• **Aim**
Go through the lines below. Copy those with "english".

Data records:

* Start *

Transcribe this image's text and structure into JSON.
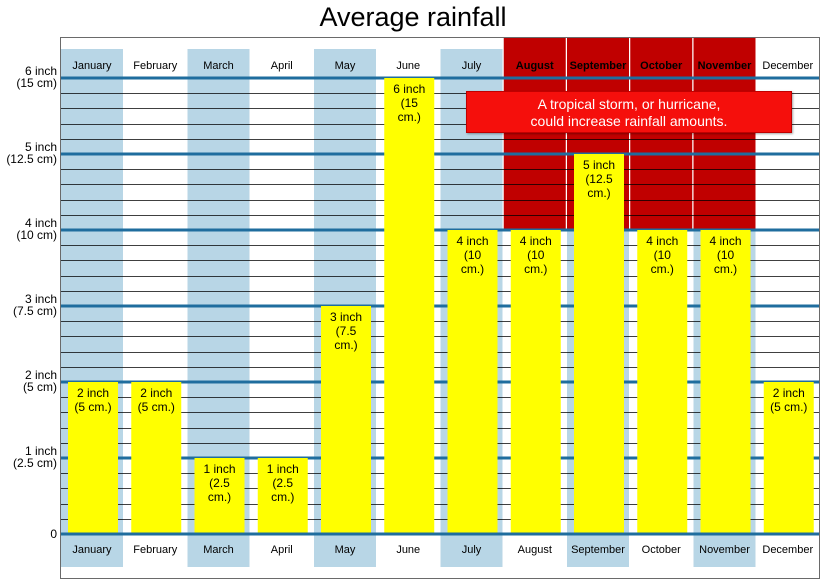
{
  "title": "Average rainfall",
  "annotation": "A tropical storm, or hurricane,\ncould increase rainfall amounts.",
  "colors": {
    "rain_bar": "#ffff00",
    "storm_band": "#c00000",
    "wet_month_band": "#b8d6e6",
    "major_grid": "#1f6d9e",
    "minor_grid": "#000000",
    "note_box": "#f50f0c"
  },
  "chart_data": {
    "type": "bar",
    "title": "Average rainfall",
    "categories": [
      "January",
      "February",
      "March",
      "April",
      "May",
      "June",
      "July",
      "August",
      "September",
      "October",
      "November",
      "December"
    ],
    "values": [
      2,
      2,
      1,
      1,
      3,
      6,
      4,
      4,
      5,
      4,
      4,
      2
    ],
    "unit": "inch",
    "value_labels": [
      "2 inch\n(5 cm.)",
      "2 inch\n(5 cm.)",
      "1 inch\n(2.5\ncm.)",
      "1 inch\n(2.5\ncm.)",
      "3 inch\n(7.5\ncm.)",
      "6 inch\n(15\ncm.)",
      "4 inch\n(10\ncm.)",
      "4 inch\n(10\ncm.)",
      "5 inch\n(12.5\ncm.)",
      "4 inch\n(10\ncm.)",
      "4 inch\n(10\ncm.)",
      "2 inch\n(5 cm.)"
    ],
    "ylim": [
      0,
      6
    ],
    "y_ticks": [
      {
        "value": 0,
        "label": "0"
      },
      {
        "value": 1,
        "label": "1 inch\n(2.5 cm)"
      },
      {
        "value": 2,
        "label": "2 inch\n(5 cm)"
      },
      {
        "value": 3,
        "label": "3 inch\n(7.5 cm)"
      },
      {
        "value": 4,
        "label": "4 inch\n(10 cm)"
      },
      {
        "value": 5,
        "label": "5 inch\n(12.5 cm)"
      },
      {
        "value": 6,
        "label": "6 inch\n(15 cm)"
      }
    ],
    "minor_grid_step": 0.2,
    "wet_season_months": [
      "January",
      "March",
      "May",
      "July",
      "September",
      "November"
    ],
    "storm_season_months": [
      "August",
      "September",
      "October",
      "November"
    ],
    "storm_band_from": 4,
    "grid": true
  }
}
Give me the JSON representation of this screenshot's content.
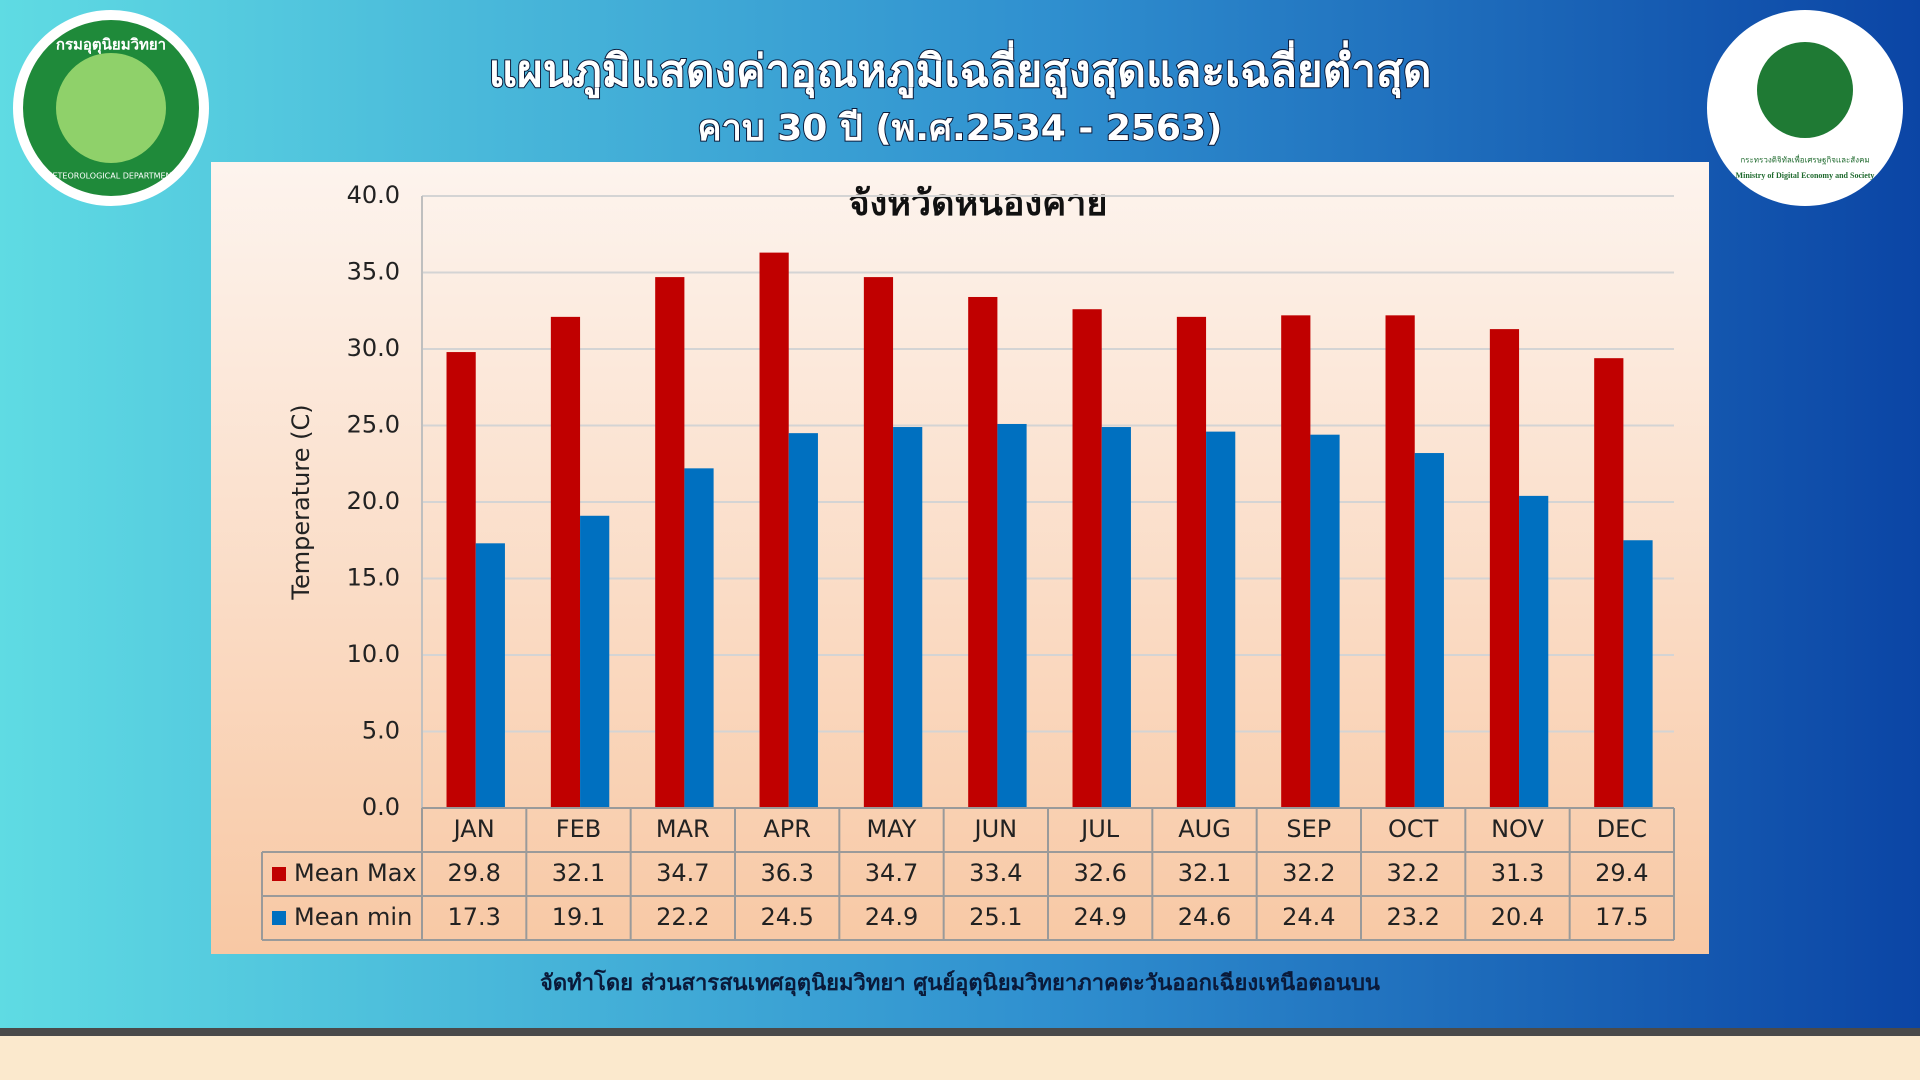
{
  "header": {
    "title": "แผนภูมิแสดงค่าอุณหภูมิเฉลี่ยสูงสุดและเฉลี่ยต่ำสุด",
    "subtitle": "คาบ 30 ปี (พ.ศ.2534 - 2563)"
  },
  "logos": {
    "left": {
      "thai": "กรมอุตุนิยมวิทยา",
      "english": "METEOROLOGICAL DEPARTMENT"
    },
    "right": {
      "thai": "กระทรวงดิจิทัลเพื่อเศรษฐกิจและสังคม",
      "english": "Ministry of Digital Economy and Society"
    }
  },
  "chart_data": {
    "type": "bar",
    "title": "จังหวัดหนองคาย",
    "y_label": "Temperature (C)",
    "categories": [
      "JAN",
      "FEB",
      "MAR",
      "APR",
      "MAY",
      "JUN",
      "JUL",
      "AUG",
      "SEP",
      "OCT",
      "NOV",
      "DEC"
    ],
    "series": [
      {
        "name": "Mean Max",
        "color": "#c00000",
        "values": [
          29.8,
          32.1,
          34.7,
          36.3,
          34.7,
          33.4,
          32.6,
          32.1,
          32.2,
          32.2,
          31.3,
          29.4
        ]
      },
      {
        "name": "Mean min",
        "color": "#0070c0",
        "values": [
          17.3,
          19.1,
          22.2,
          24.5,
          24.9,
          25.1,
          24.9,
          24.6,
          24.4,
          23.2,
          20.4,
          17.5
        ]
      }
    ],
    "ylim": [
      0,
      40
    ],
    "yticks": [
      {
        "value": 0,
        "label": "0.0"
      },
      {
        "value": 5,
        "label": "5.0"
      },
      {
        "value": 10,
        "label": "10.0"
      },
      {
        "value": 15,
        "label": "15.0"
      },
      {
        "value": 20,
        "label": "20.0"
      },
      {
        "value": 25,
        "label": "25.0"
      },
      {
        "value": 30,
        "label": "30.0"
      },
      {
        "value": 35,
        "label": "35.0"
      },
      {
        "value": 40,
        "label": "40.0"
      }
    ],
    "grid": true,
    "data_table": true
  },
  "footer": "จัดทำโดย ส่วนสารสนเทศอุตุนิยมวิทยา ศูนย์อุตุนิยมวิทยาภาคตะวันออกเฉียงเหนือตอนบน"
}
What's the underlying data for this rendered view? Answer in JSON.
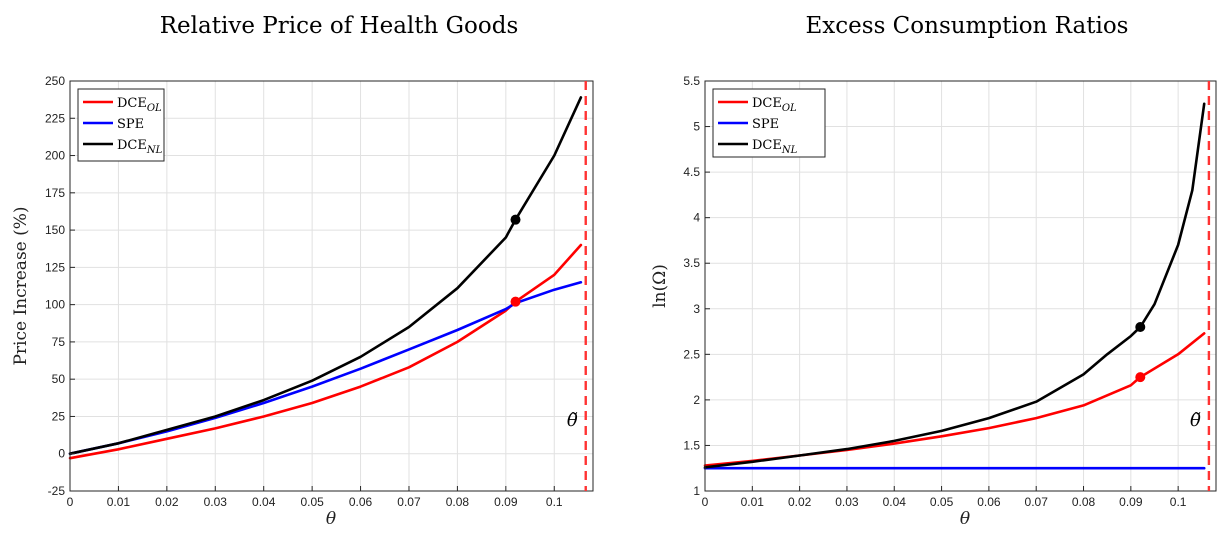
{
  "chart_data": [
    {
      "type": "line",
      "title": "Relative Price of Health Goods",
      "xlabel": "θ",
      "ylabel": "Price Increase (%)",
      "xlim": [
        0,
        0.108
      ],
      "ylim": [
        -25,
        250
      ],
      "xticks": [
        0,
        0.01,
        0.02,
        0.03,
        0.04,
        0.05,
        0.06,
        0.07,
        0.08,
        0.09,
        0.1
      ],
      "xtick_labels": [
        "0",
        "0.01",
        "0.02",
        "0.03",
        "0.04",
        "0.05",
        "0.06",
        "0.07",
        "0.08",
        "0.09",
        "0.1"
      ],
      "yticks": [
        -25,
        0,
        25,
        50,
        75,
        100,
        125,
        150,
        175,
        200,
        225,
        250
      ],
      "ytick_labels": [
        "-25",
        "0",
        "25",
        "50",
        "75",
        "100",
        "125",
        "150",
        "175",
        "200",
        "225",
        "250"
      ],
      "grid": true,
      "legend_position": "top-left",
      "vline": {
        "x": 0.1065,
        "label": "θ̃",
        "color": "#ff3333"
      },
      "series": [
        {
          "name": "DCE",
          "subscript": "OL",
          "color": "#ff0000",
          "x": [
            0,
            0.01,
            0.02,
            0.03,
            0.04,
            0.05,
            0.06,
            0.07,
            0.08,
            0.09,
            0.092,
            0.1,
            0.1055
          ],
          "y": [
            -3,
            3,
            10,
            17,
            25,
            34,
            45,
            58,
            75,
            96,
            102,
            120,
            140
          ]
        },
        {
          "name": "SPE",
          "color": "#0000ff",
          "x": [
            0,
            0.01,
            0.02,
            0.03,
            0.04,
            0.05,
            0.06,
            0.07,
            0.08,
            0.09,
            0.092,
            0.1,
            0.1055
          ],
          "y": [
            0,
            7,
            15,
            24,
            34,
            45,
            57,
            70,
            83,
            97,
            101,
            110,
            115
          ]
        },
        {
          "name": "DCE",
          "subscript": "NL",
          "color": "#000000",
          "x": [
            0,
            0.01,
            0.02,
            0.03,
            0.04,
            0.05,
            0.06,
            0.07,
            0.08,
            0.09,
            0.092,
            0.1,
            0.1055
          ],
          "y": [
            0,
            7,
            16,
            25,
            36,
            49,
            65,
            85,
            111,
            145,
            157,
            200,
            239
          ]
        }
      ],
      "markers": [
        {
          "x": 0.092,
          "y": 157,
          "color": "#000000"
        },
        {
          "x": 0.092,
          "y": 102,
          "color": "#ff0000"
        }
      ]
    },
    {
      "type": "line",
      "title": "Excess Consumption Ratios",
      "xlabel": "θ",
      "ylabel": "ln(Ω)",
      "xlim": [
        0,
        0.108
      ],
      "ylim": [
        1,
        5.5
      ],
      "xticks": [
        0,
        0.01,
        0.02,
        0.03,
        0.04,
        0.05,
        0.06,
        0.07,
        0.08,
        0.09,
        0.1
      ],
      "xtick_labels": [
        "0",
        "0.01",
        "0.02",
        "0.03",
        "0.04",
        "0.05",
        "0.06",
        "0.07",
        "0.08",
        "0.09",
        "0.1"
      ],
      "yticks": [
        1,
        1.5,
        2,
        2.5,
        3,
        3.5,
        4,
        4.5,
        5,
        5.5
      ],
      "ytick_labels": [
        "1",
        "1.5",
        "2",
        "2.5",
        "3",
        "3.5",
        "4",
        "4.5",
        "5",
        "5.5"
      ],
      "grid": true,
      "legend_position": "top-left",
      "vline": {
        "x": 0.1065,
        "label": "θ̃",
        "color": "#ff3333"
      },
      "series": [
        {
          "name": "DCE",
          "subscript": "OL",
          "color": "#ff0000",
          "x": [
            0,
            0.01,
            0.02,
            0.03,
            0.04,
            0.05,
            0.06,
            0.07,
            0.08,
            0.09,
            0.092,
            0.1,
            0.1055
          ],
          "y": [
            1.28,
            1.33,
            1.39,
            1.45,
            1.52,
            1.6,
            1.69,
            1.8,
            1.94,
            2.16,
            2.25,
            2.5,
            2.73
          ]
        },
        {
          "name": "SPE",
          "color": "#0000ff",
          "x": [
            0,
            0.1055
          ],
          "y": [
            1.25,
            1.25
          ]
        },
        {
          "name": "DCE",
          "subscript": "NL",
          "color": "#000000",
          "x": [
            0,
            0.01,
            0.02,
            0.03,
            0.04,
            0.05,
            0.06,
            0.07,
            0.08,
            0.085,
            0.09,
            0.092,
            0.095,
            0.1,
            0.103,
            0.1055
          ],
          "y": [
            1.26,
            1.32,
            1.39,
            1.46,
            1.55,
            1.66,
            1.8,
            1.98,
            2.28,
            2.5,
            2.7,
            2.8,
            3.05,
            3.7,
            4.3,
            5.25
          ]
        }
      ],
      "markers": [
        {
          "x": 0.092,
          "y": 2.8,
          "color": "#000000"
        },
        {
          "x": 0.092,
          "y": 2.25,
          "color": "#ff0000"
        }
      ]
    }
  ]
}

* End *

• **Finished task**
      "english": "METEOROLOGICAL DEPARTMENT"
      "english": "Ministry of Digital Economy and Society"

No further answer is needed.